Would you quote every entry exactly, dropping only the pictures?

------------------------------------------------------------

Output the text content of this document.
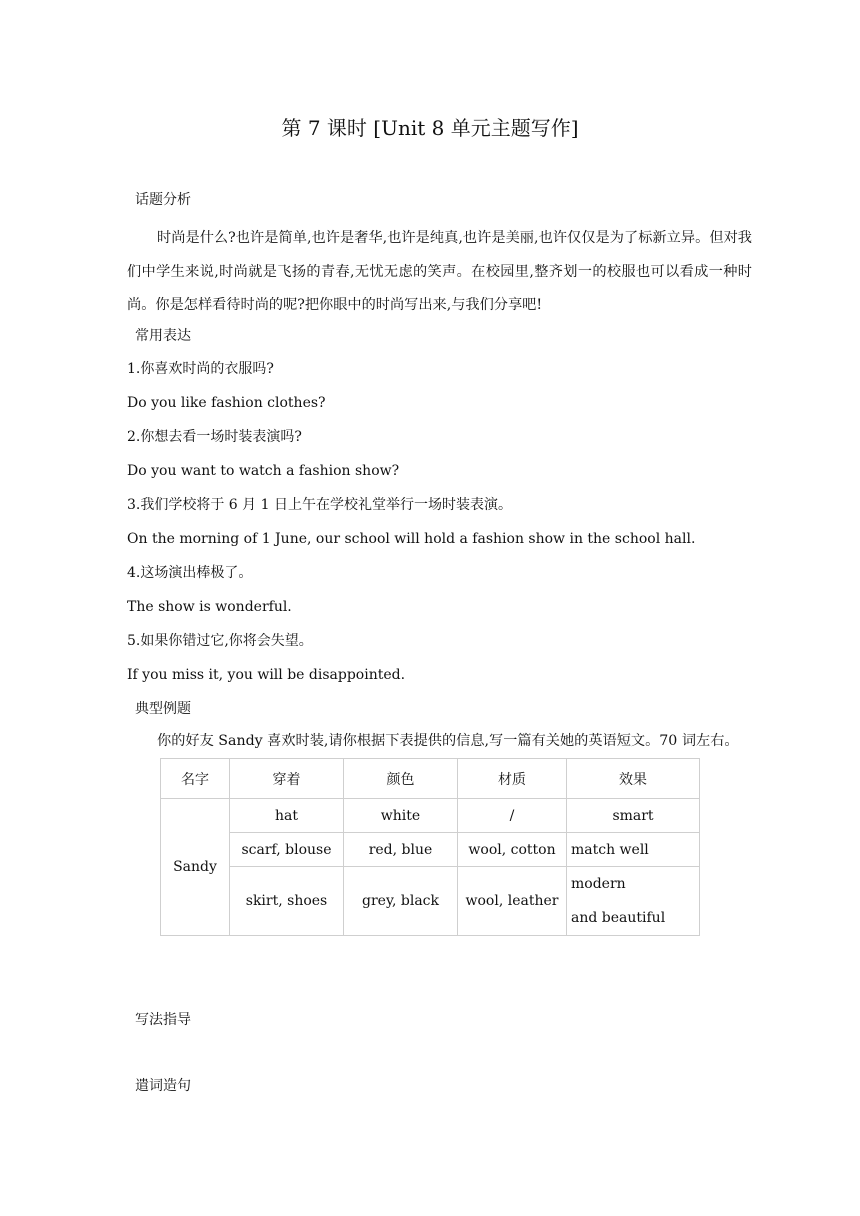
第 7 课时 [Unit 8 单元主题写作]
话题分析
时尚是什么?也许是简单,也许是奢华,也许是纯真,也许是美丽,也许仅仅是为了标新立异。但对我们中学生来说,时尚就是飞扬的青春,无忧无虑的笑声。在校园里,整齐划一的校服也可以看成一种时尚。你是怎样看待时尚的呢?把你眼中的时尚写出来,与我们分享吧!
常用表达
1.你喜欢时尚的衣服吗?
Do you like fashion clothes?
2.你想去看一场时装表演吗?
Do you want to watch a fashion show?
3.我们学校将于 6 月 1 日上午在学校礼堂举行一场时装表演。
On the morning of 1 June, our school will hold a fashion show in the school hall.
4.这场演出棒极了。
The show is wonderful.
5.如果你错过它,你将会失望。
If you miss it, you will be disappointed.
典型例题
你的好友 Sandy 喜欢时装,请你根据下表提供的信息,写一篇有关她的英语短文。70 词左右。
名字	穿着	颜色	材质	效果
Sandy	hat	white	/	smart
	scarf, blouse	red, blue	wool, cotton	match well
	skirt, shoes	grey, black	wool, leather	modern
and beautiful
写法指导
遣词造句
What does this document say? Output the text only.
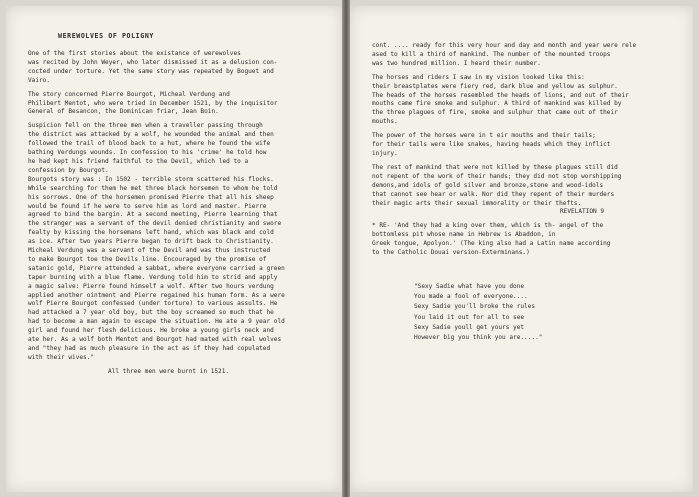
WEREWOLVES OF POLIGNY
One of the first stories about the existance of werewolves
was recited by John Weyer, who later dismissed it as a delusion con-
cocted under torture. Yet the same story was repeated by Boguet and
Vairo.
The story concerned Pierre Bourgot, Micheal Verdung and
Philibert Mentot, who were tried in December 1521, by the inquisitor
General of Besancon, the Dominican friar, Jean Boin.
Suspicion fell on the three men when a traveller passing through
the district was attacked by a wolf, he wounded the animal and then
followed the trail of blood back to a hut, where he found the wife
bathing Verdungs wounds. In confession to his 'crime' he told how
he had kept his friend faithful to the Devil, which led to a
confession by Bourgot.
Bourgots story was : In 1502 - terrible storm scattered his flocks.
While searching for them he met three black horsemen to whom he told
his sorrows. One of the horsemen promised Pierre that all his sheep
would be found if he were to serve him as lord and master. Pierre
agreed to bind the bargin. At a second meeting, Pierre learning that
the stranger was a servant of the devil denied christianity and swore
fealty by kissing the horsemans left hand, which was black and cold
as ice. After two years Pierre began to drift back to Christianity.
Micheal Verdung was a servant of the Devil and was thus instructed
to make Bourgot toe the Devils line. Encouraged by the promise of
satanic gold, Pierre attended a sabbat, where everyone carried a green
taper burning with a blue flame. Verdung told him to strid and apply
a magic salve: Pierre found himself a wolf. After two hours verdung
applied another ointment and Pierre regained his human form. As a were
wolf Pierre Bourgot confessed (under torture) to various assults. He
had attacked a 7 year old boy, but the boy screamed so much that he
had to become a man again to escape the situation. He ate a 9 year old
girl and found her flesh delicious. He broke a young girls neck and
ate her. As a wolf both Mentot and Bourgot had mated with real wolves
and "they had as much pleasure in the act as if they had copulated
with their wives."
All three men were burnt in 1521.
cont. .... ready for this very hour and day and month and year were rele
ased to kill a third of mankind. The number of the mounted troops
was two hundred million. I heard their number.
The horses and riders I saw in my vision looked like this:
their breastplates were fiery red, dark blue and yellow as sulphur.
The heads of the horses resembled the heads of lions, and out of their
mouths came fire smoke and sulphur. A third of mankind was killed by
the three plagues of fire, smoke and sulphur that came out of their
mouths.
The power of the horses were in t eir mouths and their tails;
for their tails were like snakes, having heads which they inflict
injury.
The rest of mankind that were not killed by these plagues still did
not repent of the work of their hands; they did not stop worshipping
demons,and idols of gold silver and bronze,stone and wood-idols
that cannot see hear or walk. Nor did they repent of their murders
their magic arts their sexual immorality or their thefts.
REVELATION 9
* RE- 'And they had a king over them, which is th- angel of the
bottomless pit whose name in Hebrew is Abaddon, in
Greek tongue, Apolyon.' (The king also had a Latin name according
to the Catholic Douai version-Exterminans.)
"Sexy Sadie what have you done
You made a fool of everyone....
Sexy Sadie you'll broke the rules
You laid it out for all to see
Sexy Sadie youll get yours yet
However big you think you are....."
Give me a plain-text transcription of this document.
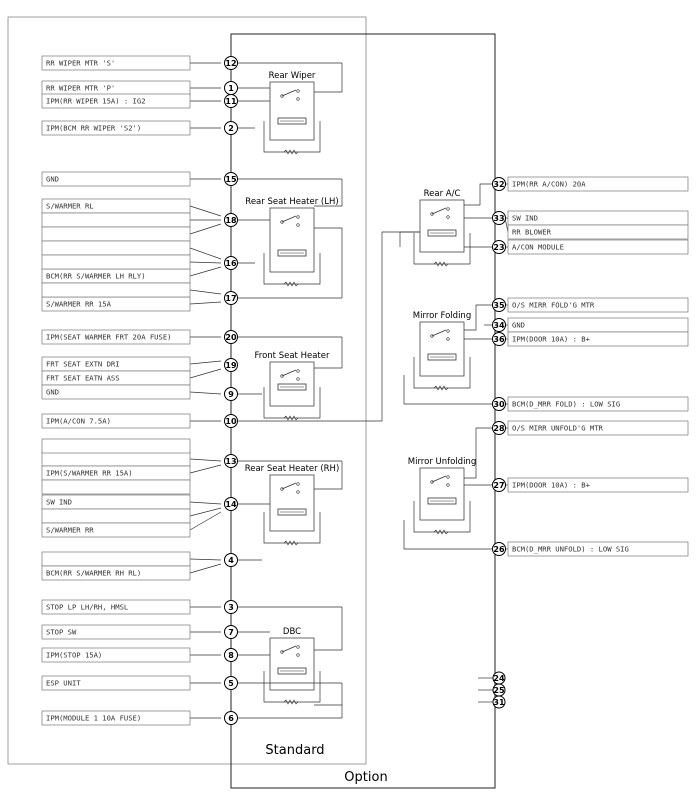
Standard
Option
Rear Wiper
Rear Seat Heater (LH)
Front Seat Heater
Rear Seat Heater (RH)
DBC
Rear A/C
Mirror Folding
Mirror Unfolding
RR WIPER MTR 'S'
RR WIPER MTR 'P'
IPM(RR WIPER 15A) : IG2
IPM(BCM RR WIPER 'S2')
GND
S/WARMER RL
BCM(RR S/WARMER LH RLY)
S/WARMER RR 15A
IPM(SEAT WARMER FRT 20A FUSE)
FRT SEAT EXTN DRI
FRT SEAT EATN ASS
GND
IPM(A/CON 7.5A)
IPM(S/WARMER RR 15A)
SW IND
S/WARMER RR
BCM(RR S/WARMER RH RL)
STOP LP LH/RH, HMSL
STOP SW
IPM(STOP 15A)
ESP UNIT
IPM(MODULE 1 10A FUSE)
IPM(RR A/CON) 20A
SW IND
RR BLOWER
A/CON MODULE
O/S MIRR FOLD'G MTR
GND
IPM(DOOR 10A) : B+
BCM(D_MRR FOLD) : LOW SIG
O/S MIRR UNFOLD'G MTR
IPM(DOOR 10A) : B+
BCM(D_MRR UNFOLD) : LOW SIG
1
2
3
4
5
6
7
8
9
10
11
12
13
14
15
16
17
18
19
20
32
33
23
35
34
36
30
28
27
26
24
25
31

------------------------------------------------------------

■ Solution for this exercise:
Output the text content of this document.
第 7 课时 [Unit 8 单元主题写作]
话题分析
时尚是什么?也许是简单,也许是奢华,也许是纯真,也许是美丽,也许仅仅是为了标新立异。但对我们中学生来说,时尚就是飞扬的青春,无忧无虑的笑声。在校园里,整齐划一的校服也可以看成一种时尚。你是怎样看待时尚的呢?把你眼中的时尚写出来,与我们分享吧!
常用表达
1.你喜欢时尚的衣服吗?
Do you like fashion clothes?
2.你想去看一场时装表演吗?
Do you want to watch a fashion show?
3.我们学校将于 6 月 1 日上午在学校礼堂举行一场时装表演。
On the morning of 1 June, our school will hold a fashion show in the school hall.
4.这场演出棒极了。
The show is wonderful.
5.如果你错过它,你将会失望。
If you miss it, you will be disappointed.
典型例题
你的好友 Sandy 喜欢时装,请你根据下表提供的信息,写一篇有关她的英语短文。70 词左右。
名字	穿着	颜色	材质	效果
Sandy	hat	white	/	smart
	scarf, blouse	red, blue	wool, cotton	match well
	skirt, shoes	grey, black	wool, leather	modern
and beautiful
写法指导
遣词造句
What does this document say? Output the text only.
WEREWOLVES OF POLIGNY
One of the first stories about the existance of werewolves
was recited by John Weyer, who later dismissed it as a delusion con-
cocted under torture. Yet the same story was repeated by Boguet and
Vairo.
The story concerned Pierre Bourgot, Micheal Verdung and
Philibert Mentot, who were tried in December 1521, by the inquisitor
General of Besancon, the Dominican friar, Jean Boin.
Suspicion fell on the three men when a traveller passing through
the district was attacked by a wolf, he wounded the animal and then
followed the trail of blood back to a hut, where he found the wife
bathing Verdungs wounds. In confession to his 'crime' he told how
he had kept his friend faithful to the Devil, which led to a
confession by Bourgot.
Bourgots story was : In 1502 - terrible storm scattered his flocks.
While searching for them he met three black horsemen to whom he told
his sorrows. One of the horsemen promised Pierre that all his sheep
would be found if he were to serve him as lord and master. Pierre
agreed to bind the bargin. At a second meeting, Pierre learning that
the stranger was a servant of the devil denied christianity and swore
fealty by kissing the horsemans left hand, which was black and cold
as ice. After two years Pierre began to drift back to Christianity.
Micheal Verdung was a servant of the Devil and was thus instructed
to make Bourgot toe the Devils line. Encouraged by the promise of
satanic gold, Pierre attended a sabbat, where everyone carried a green
taper burning with a blue flame. Verdung told him to strid and apply
a magic salve: Pierre found himself a wolf. After two hours verdung
applied another ointment and Pierre regained his human form. As a were
wolf Pierre Bourgot confessed (under torture) to various assults. He
had attacked a 7 year old boy, but the boy screamed so much that he
had to become a man again to escape the situation. He ate a 9 year old
girl and found her flesh delicious. He broke a young girls neck and
ate her. As a wolf both Mentot and Bourgot had mated with real wolves
and "they had as much pleasure in the act as if they had copulated
with their wives."
All three men were burnt in 1521.
cont. .... ready for this very hour and day and month and year were rele
ased to kill a third of mankind. The number of the mounted troops
was two hundred million. I heard their number.
The horses and riders I saw in my vision looked like this:
their breastplates were fiery red, dark blue and yellow as sulphur.
The heads of the horses resembled the heads of lions, and out of their
mouths came fire smoke and sulphur. A third of mankind was killed by
the three plagues of fire, smoke and sulphur that came out of their
mouths.
The power of the horses were in t eir mouths and their tails;
for their tails were like snakes, having heads which they inflict
injury.
The rest of mankind that were not killed by these plagues still did
not repent of the work of their hands; they did not stop worshipping
demons,and idols of gold silver and bronze,stone and wood-idols
that cannot see hear or walk. Nor did they repent of their murders
their magic arts their sexual immorality or their thefts.
REVELATION 9
* RE- 'And they had a king over them, which is th- angel of the
bottomless pit whose name in Hebrew is Abaddon, in
Greek tongue, Apolyon.' (The king also had a Latin name according
to the Catholic Douai version-Exterminans.)
"Sexy Sadie what have you done
You made a fool of everyone....
Sexy Sadie you'll broke the rules
You laid it out for all to see
Sexy Sadie youll get yours yet
However big you think you are....."
Give me a plain-text transcription of this document.
Standard
Option
Rear Wiper
Rear Seat Heater (LH)
Front Seat Heater
Rear Seat Heater (RH)
DBC
Rear A/C
Mirror Folding
Mirror Unfolding
RR WIPER MTR 'S'
RR WIPER MTR 'P'
IPM(RR WIPER 15A) : IG2
IPM(BCM RR WIPER 'S2')
GND
S/WARMER RL
BCM(RR S/WARMER LH RLY)
S/WARMER RR 15A
IPM(SEAT WARMER FRT 20A FUSE)
FRT SEAT EXTN DRI
FRT SEAT EATN ASS
GND
IPM(A/CON 7.5A)
IPM(S/WARMER RR 15A)
SW IND
S/WARMER RR
BCM(RR S/WARMER RH RL)
STOP LP LH/RH, HMSL
STOP SW
IPM(STOP 15A)
ESP UNIT
IPM(MODULE 1 10A FUSE)
IPM(RR A/CON) 20A
SW IND
RR BLOWER
A/CON MODULE
O/S MIRR FOLD'G MTR
GND
IPM(DOOR 10A) : B+
BCM(D_MRR FOLD) : LOW SIG
O/S MIRR UNFOLD'G MTR
IPM(DOOR 10A) : B+
BCM(D_MRR UNFOLD) : LOW SIG
1
2
3
4
5
6
7
8
9
10
11
12
13
14
15
16
17
18
19
20
32
33
23
35
34
36
30
28
27
26
24
25
31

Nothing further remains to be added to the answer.